- Your tasks:
1. In the estate planning case study, how much does Frank expect to sell his business for, and when?
2. From the estate planning case study, copy out everything from "For Frank and" down to "own income taxes.", word for word.

- Source extract:
######

Frank and Carla Katsis are 76 and 72 years old respectively. They have three children and nine grandchildren and are a close family. They have a current net worth of a little over $11M of which $1.5M is in Frank's manufacturing business. Because of a proprietary product he has developed, he expects to sell the business for $5M in three years. About $5.6M of their net worth is invested in vacant land which is in the path of development in their community. They are in good health and lead an active lifestyle. Their current estate planning consists of revocable living trusts and a joint irrevocable life insurance trust with a $5M survivorship policy. This is just enough to pay the $5M of taxes that will be due if they both die this year. However, should they live to their life expectancies, taxes rise to $14M and the heirs will only receive $13M. Frank and Carla realized that they needed to do something about the estate tax burden and their lack of liquidity. They would also like to expand their family's charitable giving.

For Frank and Carla we implemented several strategies to help them achieve their goals. First, we established a family limited partnership (FLP) and transferred in two of their real estate properties as well as Frank's business and some of their marketable securities. Next we had Frank and Carla each establish grantor deemed owner trusts (GDOTs). After each made a cash gift to their own GDOT, they then sold their FLP interests to their GDOT in exchange for a note. In Frank and Carl's case, the note will be fully paid off when the business is sold by the GDOTs in three years. The “grantor status will then be revoked at that time and the GDOTs will become responsible for their own income taxes.

######

Page segmentation data:
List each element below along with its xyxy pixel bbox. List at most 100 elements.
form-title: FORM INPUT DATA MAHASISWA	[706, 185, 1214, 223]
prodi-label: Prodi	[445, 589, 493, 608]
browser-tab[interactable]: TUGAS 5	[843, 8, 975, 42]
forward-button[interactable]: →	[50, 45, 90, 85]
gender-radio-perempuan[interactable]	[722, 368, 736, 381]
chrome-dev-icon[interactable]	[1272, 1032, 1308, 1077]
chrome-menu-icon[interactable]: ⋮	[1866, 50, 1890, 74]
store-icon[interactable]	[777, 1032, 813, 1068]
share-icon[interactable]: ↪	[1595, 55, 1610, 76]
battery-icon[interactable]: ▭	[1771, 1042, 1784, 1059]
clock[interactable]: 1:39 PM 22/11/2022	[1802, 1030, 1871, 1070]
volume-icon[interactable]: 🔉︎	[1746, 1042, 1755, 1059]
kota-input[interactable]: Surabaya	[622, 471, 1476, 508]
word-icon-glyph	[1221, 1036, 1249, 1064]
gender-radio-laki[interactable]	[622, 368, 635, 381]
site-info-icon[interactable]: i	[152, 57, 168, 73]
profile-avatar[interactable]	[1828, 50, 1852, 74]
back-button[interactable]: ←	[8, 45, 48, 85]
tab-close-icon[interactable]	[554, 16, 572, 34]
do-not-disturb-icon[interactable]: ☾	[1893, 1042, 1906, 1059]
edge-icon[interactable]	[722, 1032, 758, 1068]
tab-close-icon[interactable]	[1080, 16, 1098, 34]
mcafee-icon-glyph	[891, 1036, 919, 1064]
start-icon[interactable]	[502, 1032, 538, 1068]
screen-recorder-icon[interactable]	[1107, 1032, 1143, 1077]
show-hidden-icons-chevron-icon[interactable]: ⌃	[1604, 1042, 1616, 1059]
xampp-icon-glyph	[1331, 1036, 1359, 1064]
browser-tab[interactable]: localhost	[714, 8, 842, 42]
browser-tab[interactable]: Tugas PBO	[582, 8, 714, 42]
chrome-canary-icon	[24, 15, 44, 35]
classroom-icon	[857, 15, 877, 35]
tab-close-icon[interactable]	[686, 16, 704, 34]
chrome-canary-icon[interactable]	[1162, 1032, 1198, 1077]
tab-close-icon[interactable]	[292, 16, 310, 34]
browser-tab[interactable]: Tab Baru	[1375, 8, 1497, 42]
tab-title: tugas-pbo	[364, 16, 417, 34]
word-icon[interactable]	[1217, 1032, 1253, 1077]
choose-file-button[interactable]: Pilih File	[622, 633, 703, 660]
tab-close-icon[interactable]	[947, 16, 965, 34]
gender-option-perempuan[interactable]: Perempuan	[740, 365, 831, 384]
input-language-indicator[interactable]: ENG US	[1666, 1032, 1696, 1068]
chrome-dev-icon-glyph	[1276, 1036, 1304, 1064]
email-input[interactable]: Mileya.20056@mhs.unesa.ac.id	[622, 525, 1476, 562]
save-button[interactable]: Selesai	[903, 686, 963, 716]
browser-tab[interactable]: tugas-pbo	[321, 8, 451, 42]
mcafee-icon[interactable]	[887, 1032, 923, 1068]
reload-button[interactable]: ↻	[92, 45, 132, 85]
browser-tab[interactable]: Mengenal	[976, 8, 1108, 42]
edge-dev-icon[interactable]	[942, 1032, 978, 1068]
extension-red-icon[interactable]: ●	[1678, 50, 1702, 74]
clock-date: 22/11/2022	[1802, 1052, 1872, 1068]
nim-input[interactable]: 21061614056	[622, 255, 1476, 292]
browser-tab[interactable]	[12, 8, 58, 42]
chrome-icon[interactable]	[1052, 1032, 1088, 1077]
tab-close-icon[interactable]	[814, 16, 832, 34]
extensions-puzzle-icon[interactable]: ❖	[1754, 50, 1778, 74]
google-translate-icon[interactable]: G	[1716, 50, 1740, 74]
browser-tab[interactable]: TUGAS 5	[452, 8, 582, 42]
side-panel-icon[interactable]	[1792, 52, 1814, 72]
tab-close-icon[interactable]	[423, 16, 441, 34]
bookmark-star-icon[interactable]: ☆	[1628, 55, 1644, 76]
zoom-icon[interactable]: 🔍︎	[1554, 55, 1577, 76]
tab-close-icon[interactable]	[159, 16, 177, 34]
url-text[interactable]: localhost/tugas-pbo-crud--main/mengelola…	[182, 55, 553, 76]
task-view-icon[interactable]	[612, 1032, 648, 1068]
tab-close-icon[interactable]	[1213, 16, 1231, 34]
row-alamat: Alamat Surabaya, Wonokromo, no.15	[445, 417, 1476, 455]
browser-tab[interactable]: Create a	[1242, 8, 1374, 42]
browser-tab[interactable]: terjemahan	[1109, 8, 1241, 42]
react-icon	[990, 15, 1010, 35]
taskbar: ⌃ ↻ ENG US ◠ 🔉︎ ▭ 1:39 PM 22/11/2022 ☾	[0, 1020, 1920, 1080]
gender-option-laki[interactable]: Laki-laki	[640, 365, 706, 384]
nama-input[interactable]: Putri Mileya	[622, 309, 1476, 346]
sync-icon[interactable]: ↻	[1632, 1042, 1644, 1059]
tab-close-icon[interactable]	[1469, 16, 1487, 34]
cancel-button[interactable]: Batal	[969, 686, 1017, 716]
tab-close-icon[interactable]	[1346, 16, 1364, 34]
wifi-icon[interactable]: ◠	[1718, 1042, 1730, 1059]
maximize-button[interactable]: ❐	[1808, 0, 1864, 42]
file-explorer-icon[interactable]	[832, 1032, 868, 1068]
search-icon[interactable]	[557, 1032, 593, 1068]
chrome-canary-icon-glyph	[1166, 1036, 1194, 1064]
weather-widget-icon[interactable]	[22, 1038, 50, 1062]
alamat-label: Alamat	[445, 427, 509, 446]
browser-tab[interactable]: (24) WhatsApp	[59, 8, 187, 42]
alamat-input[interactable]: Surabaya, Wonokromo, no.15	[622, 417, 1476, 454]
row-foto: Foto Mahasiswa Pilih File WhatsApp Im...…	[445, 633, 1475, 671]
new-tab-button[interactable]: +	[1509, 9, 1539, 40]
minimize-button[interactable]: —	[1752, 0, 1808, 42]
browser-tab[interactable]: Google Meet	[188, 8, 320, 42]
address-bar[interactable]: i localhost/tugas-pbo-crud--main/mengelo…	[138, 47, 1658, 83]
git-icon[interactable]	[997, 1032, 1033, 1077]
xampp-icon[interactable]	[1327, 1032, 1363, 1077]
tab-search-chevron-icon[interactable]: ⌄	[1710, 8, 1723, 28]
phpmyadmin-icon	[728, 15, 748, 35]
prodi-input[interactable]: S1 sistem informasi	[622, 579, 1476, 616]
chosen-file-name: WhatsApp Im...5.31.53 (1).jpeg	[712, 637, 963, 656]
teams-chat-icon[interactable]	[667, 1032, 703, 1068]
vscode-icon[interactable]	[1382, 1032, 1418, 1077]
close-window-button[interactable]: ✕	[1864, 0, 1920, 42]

######

- Your responses:
1. $5M, in three years.

2.
For Frank and Carla we implemented several strategies to help them achieve their goals. First, we established a family limited partnership (FLP) and transferred in two of their real estate properties as well as Frank's business and some of their marketable securities. Next we had Frank and Carla each establish grantor deemed owner trusts (GDOTs). After each made a cash gift to their own GDOT, they then sold their FLP interests to their GDOT in exchange for a note. In Frank and Carl's case, the note will be fully paid off when the business is sold by the GDOTs in three years. The “grantor status will then be revoked at that time and the GDOTs will become responsible for their own income taxes.